* Begin RAW RECORDS *

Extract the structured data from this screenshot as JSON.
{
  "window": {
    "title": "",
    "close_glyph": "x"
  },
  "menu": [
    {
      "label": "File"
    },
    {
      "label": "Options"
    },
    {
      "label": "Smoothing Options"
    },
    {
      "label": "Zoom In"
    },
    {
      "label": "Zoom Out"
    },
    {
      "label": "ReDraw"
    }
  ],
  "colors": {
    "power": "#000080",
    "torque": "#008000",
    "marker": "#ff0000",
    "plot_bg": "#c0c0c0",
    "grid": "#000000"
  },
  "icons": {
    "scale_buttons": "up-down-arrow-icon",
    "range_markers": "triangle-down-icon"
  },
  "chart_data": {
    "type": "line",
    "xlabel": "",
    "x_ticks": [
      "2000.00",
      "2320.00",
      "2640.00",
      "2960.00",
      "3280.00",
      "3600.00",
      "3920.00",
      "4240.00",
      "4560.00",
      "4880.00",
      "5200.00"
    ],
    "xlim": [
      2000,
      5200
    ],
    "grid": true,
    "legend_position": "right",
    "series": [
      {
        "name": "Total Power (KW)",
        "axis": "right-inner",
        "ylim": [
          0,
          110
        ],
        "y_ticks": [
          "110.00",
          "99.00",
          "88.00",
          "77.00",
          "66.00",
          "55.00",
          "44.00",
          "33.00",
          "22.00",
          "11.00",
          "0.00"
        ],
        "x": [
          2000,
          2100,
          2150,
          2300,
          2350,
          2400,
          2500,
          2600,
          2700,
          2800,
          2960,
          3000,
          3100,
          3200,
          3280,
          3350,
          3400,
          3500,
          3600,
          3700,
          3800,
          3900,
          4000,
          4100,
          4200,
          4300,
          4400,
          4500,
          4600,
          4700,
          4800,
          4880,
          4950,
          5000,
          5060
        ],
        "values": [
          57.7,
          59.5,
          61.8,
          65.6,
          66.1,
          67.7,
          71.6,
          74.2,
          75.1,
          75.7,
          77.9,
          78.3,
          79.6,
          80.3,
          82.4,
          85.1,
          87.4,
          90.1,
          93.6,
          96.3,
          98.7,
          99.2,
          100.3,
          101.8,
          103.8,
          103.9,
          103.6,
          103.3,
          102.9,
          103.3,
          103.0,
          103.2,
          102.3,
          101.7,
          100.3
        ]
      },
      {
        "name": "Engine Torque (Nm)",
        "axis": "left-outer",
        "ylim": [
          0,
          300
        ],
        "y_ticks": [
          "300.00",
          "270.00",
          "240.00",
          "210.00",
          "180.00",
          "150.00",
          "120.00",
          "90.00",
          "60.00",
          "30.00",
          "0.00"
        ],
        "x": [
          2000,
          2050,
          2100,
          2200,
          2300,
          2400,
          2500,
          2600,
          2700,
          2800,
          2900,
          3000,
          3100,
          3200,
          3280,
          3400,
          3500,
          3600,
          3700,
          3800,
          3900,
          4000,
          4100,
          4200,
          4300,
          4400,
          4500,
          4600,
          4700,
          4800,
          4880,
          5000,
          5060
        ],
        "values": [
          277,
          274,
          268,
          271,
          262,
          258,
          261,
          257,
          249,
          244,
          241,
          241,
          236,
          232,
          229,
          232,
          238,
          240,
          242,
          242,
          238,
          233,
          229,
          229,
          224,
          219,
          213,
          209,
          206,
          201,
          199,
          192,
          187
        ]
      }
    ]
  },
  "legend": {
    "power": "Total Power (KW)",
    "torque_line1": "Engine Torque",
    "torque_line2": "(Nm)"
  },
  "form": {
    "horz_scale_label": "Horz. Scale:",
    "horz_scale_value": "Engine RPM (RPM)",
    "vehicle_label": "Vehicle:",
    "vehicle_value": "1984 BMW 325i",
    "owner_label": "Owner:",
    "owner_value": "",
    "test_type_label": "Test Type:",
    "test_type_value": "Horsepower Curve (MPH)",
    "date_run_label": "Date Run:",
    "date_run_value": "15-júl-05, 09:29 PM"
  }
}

* End RAW RECORDS *

■ SET EXERCISE ■
Copy each line in the data that holds the word "right".

■ COMPLETED TASK ■
    "legend_position": "right",
        "axis": "right-inner",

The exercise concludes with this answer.